» **Requirements**: Print the data that follows exactly.

» **Excerpt from a dataset**:
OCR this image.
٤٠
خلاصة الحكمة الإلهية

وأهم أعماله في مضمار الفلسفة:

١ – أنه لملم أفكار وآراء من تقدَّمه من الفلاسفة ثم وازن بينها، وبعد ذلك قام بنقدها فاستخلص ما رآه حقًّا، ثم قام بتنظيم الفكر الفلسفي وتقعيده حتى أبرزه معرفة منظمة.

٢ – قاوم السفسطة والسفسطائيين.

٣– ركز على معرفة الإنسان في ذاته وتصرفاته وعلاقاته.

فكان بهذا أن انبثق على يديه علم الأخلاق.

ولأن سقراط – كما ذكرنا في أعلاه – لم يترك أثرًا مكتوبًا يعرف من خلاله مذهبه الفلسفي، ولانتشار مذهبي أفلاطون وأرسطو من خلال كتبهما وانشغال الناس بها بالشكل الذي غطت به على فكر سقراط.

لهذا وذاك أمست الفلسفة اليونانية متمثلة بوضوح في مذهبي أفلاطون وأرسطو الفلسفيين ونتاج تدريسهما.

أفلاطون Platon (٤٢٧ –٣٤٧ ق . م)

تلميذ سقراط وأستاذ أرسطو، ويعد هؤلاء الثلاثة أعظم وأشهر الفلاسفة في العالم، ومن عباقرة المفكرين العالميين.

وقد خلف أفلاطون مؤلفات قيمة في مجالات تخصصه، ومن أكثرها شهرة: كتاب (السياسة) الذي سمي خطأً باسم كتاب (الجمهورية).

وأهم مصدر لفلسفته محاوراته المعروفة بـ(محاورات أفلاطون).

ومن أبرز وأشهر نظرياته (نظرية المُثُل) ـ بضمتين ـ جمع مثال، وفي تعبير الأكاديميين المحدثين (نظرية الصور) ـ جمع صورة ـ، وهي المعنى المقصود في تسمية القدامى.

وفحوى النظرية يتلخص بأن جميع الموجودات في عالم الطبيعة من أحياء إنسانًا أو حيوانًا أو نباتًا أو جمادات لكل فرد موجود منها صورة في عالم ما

» **Output of the exercise**:
OCR this image.
٤٠
خلاصة الحكمة الإلهية

وأهم أعماله في مضمار الفلسفة:

١ – أنه لملم أفكار وآراء من تقدَّمه من الفلاسفة ثم وازن بينها، وبعد ذلك قام بنقدها فاستخلص ما رآه حقًّا، ثم قام بتنظيم الفكر الفلسفي وتقعيده حتى أبرزه معرفة منظمة.

٢ – قاوم السفسطة والسفسطائيين.

٣– ركز على معرفة الإنسان في ذاته وتصرفاته وعلاقاته.

فكان بهذا أن انبثق على يديه علم الأخلاق.

ولأن سقراط – كما ذكرنا في أعلاه – لم يترك أثرًا مكتوبًا يعرف من خلاله مذهبه الفلسفي، ولانتشار مذهبي أفلاطون وأرسطو من خلال كتبهما وانشغال الناس بها بالشكل الذي غطت به على فكر سقراط.

لهذا وذاك أمست الفلسفة اليونانية متمثلة بوضوح في مذهبي أفلاطون وأرسطو الفلسفيين ونتاج تدريسهما.

أفلاطون Platon (٤٢٧ –٣٤٧ ق . م)

تلميذ سقراط وأستاذ أرسطو، ويعد هؤلاء الثلاثة أعظم وأشهر الفلاسفة في العالم، ومن عباقرة المفكرين العالميين.

وقد خلف أفلاطون مؤلفات قيمة في مجالات تخصصه، ومن أكثرها شهرة: كتاب (السياسة) الذي سمي خطأً باسم كتاب (الجمهورية).

وأهم مصدر لفلسفته محاوراته المعروفة بـ(محاورات أفلاطون).

ومن أبرز وأشهر نظرياته (نظرية المُثُل) ـ بضمتين ـ جمع مثال، وفي تعبير الأكاديميين المحدثين (نظرية الصور) ـ جمع صورة ـ، وهي المعنى المقصود في تسمية القدامى.

وفحوى النظرية يتلخص بأن جميع الموجودات في عالم الطبيعة من أحياء إنسانًا أو حيوانًا أو نباتًا أو جمادات لكل فرد موجود منها صورة في عالم ما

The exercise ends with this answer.